WHAT IS REQUIRED: Each record below should be output verbatim, without pictures.

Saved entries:
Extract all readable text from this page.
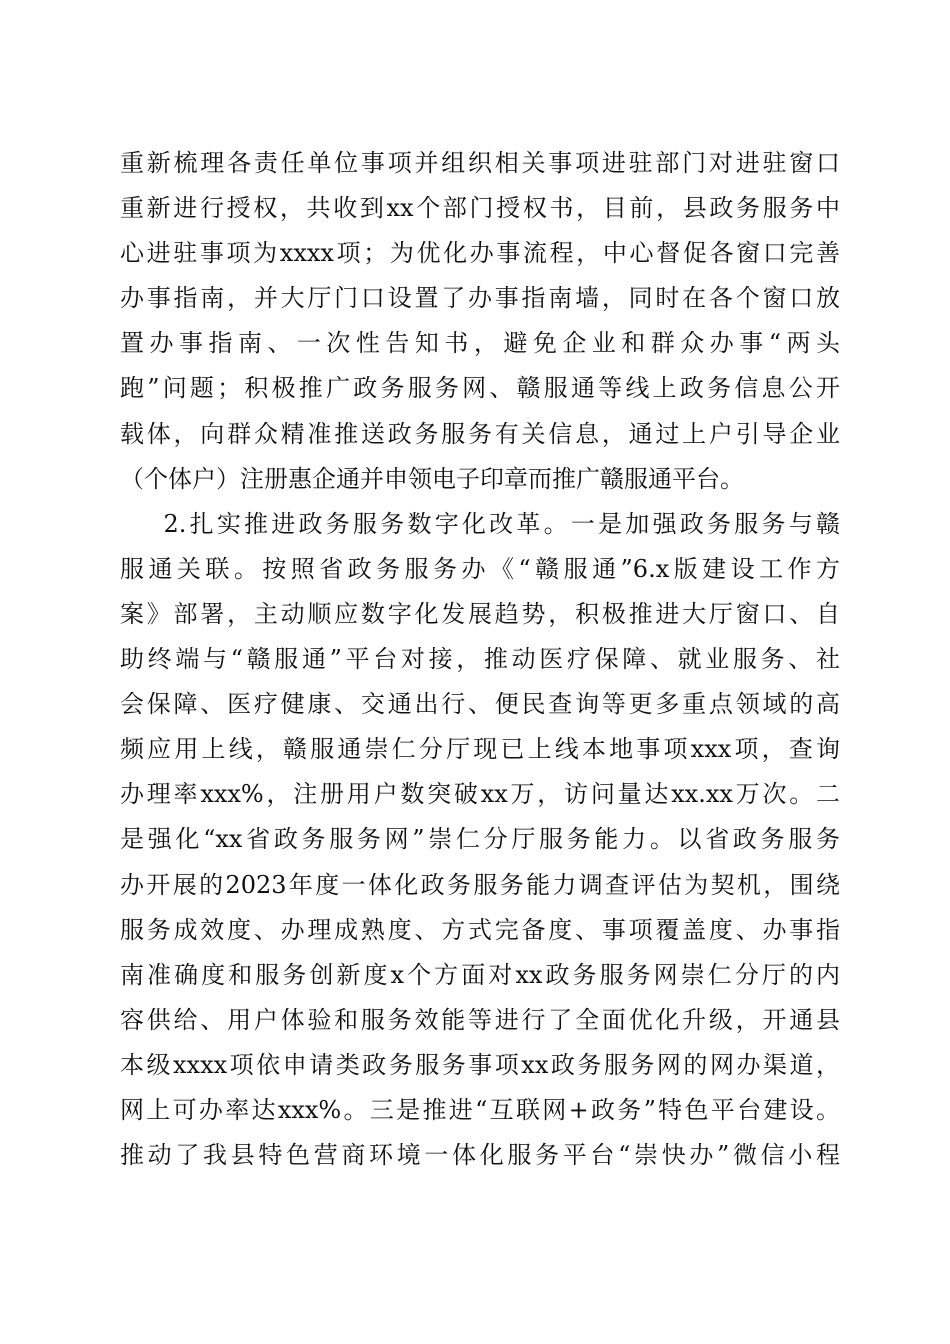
重新梳理各责任单位事项并组织相关事项进驻部门对进驻窗口
重新进行授权，共收到xx个部门授权书，目前，县政务服务中
心进驻事项为xxxx项；为优化办事流程，中心督促各窗口完善
办事指南，并大厅门口设置了办事指南墙，同时在各个窗口放
置办事指南、一次性告知书，避免企业和群众办事“两头
跑”问题；积极推广政务服务网、赣服通等线上政务信息公开
载体，向群众精准推送政务服务有关信息，通过上户引导企业
（个体户）注册惠企通并申领电子印章而推广赣服通平台。
2.扎实推进政务服务数字化改革。一是加强政务服务与赣
服通关联。按照省政务服务办《“赣服通”6.x版建设工作方
案》部署，主动顺应数字化发展趋势，积极推进大厅窗口、自
助终端与“赣服通”平台对接，推动医疗保障、就业服务、社
会保障、医疗健康、交通出行、便民查询等更多重点领域的高
频应用上线，赣服通崇仁分厅现已上线本地事项xxx项，查询
办理率xxx%，注册用户数突破xx万，访问量达xx.xx万次。二
是强化“xx省政务服务网”崇仁分厅服务能力。以省政务服务
办开展的2023年度一体化政务服务能力调查评估为契机，围绕
服务成效度、办理成熟度、方式完备度、事项覆盖度、办事指
南准确度和服务创新度x个方面对xx政务服务网崇仁分厅的内
容供给、用户体验和服务效能等进行了全面优化升级，开通县
本级xxxx项依申请类政务服务事项xx政务服务网的网办渠道，
网上可办率达xxx%。三是推进“互联网+政务”特色平台建设。
推动了我县特色营商环境一体化服务平台“崇快办”微信小程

REPLY:
Extract all readable text from this page.
重新梳理各责任单位事项并组织相关事项进驻部门对进驻窗口
重新进行授权，共收到xx个部门授权书，目前，县政务服务中
心进驻事项为xxxx项；为优化办事流程，中心督促各窗口完善
办事指南，并大厅门口设置了办事指南墙，同时在各个窗口放
置办事指南、一次性告知书，避免企业和群众办事“两头
跑”问题；积极推广政务服务网、赣服通等线上政务信息公开
载体，向群众精准推送政务服务有关信息，通过上户引导企业
（个体户）注册惠企通并申领电子印章而推广赣服通平台。
2.扎实推进政务服务数字化改革。一是加强政务服务与赣
服通关联。按照省政务服务办《“赣服通”6.x版建设工作方
案》部署，主动顺应数字化发展趋势，积极推进大厅窗口、自
助终端与“赣服通”平台对接，推动医疗保障、就业服务、社
会保障、医疗健康、交通出行、便民查询等更多重点领域的高
频应用上线，赣服通崇仁分厅现已上线本地事项xxx项，查询
办理率xxx%，注册用户数突破xx万，访问量达xx.xx万次。二
是强化“xx省政务服务网”崇仁分厅服务能力。以省政务服务
办开展的2023年度一体化政务服务能力调查评估为契机，围绕
服务成效度、办理成熟度、方式完备度、事项覆盖度、办事指
南准确度和服务创新度x个方面对xx政务服务网崇仁分厅的内
容供给、用户体验和服务效能等进行了全面优化升级，开通县
本级xxxx项依申请类政务服务事项xx政务服务网的网办渠道，
网上可办率达xxx%。三是推进“互联网+政务”特色平台建设。
推动了我县特色营商环境一体化服务平台“崇快办”微信小程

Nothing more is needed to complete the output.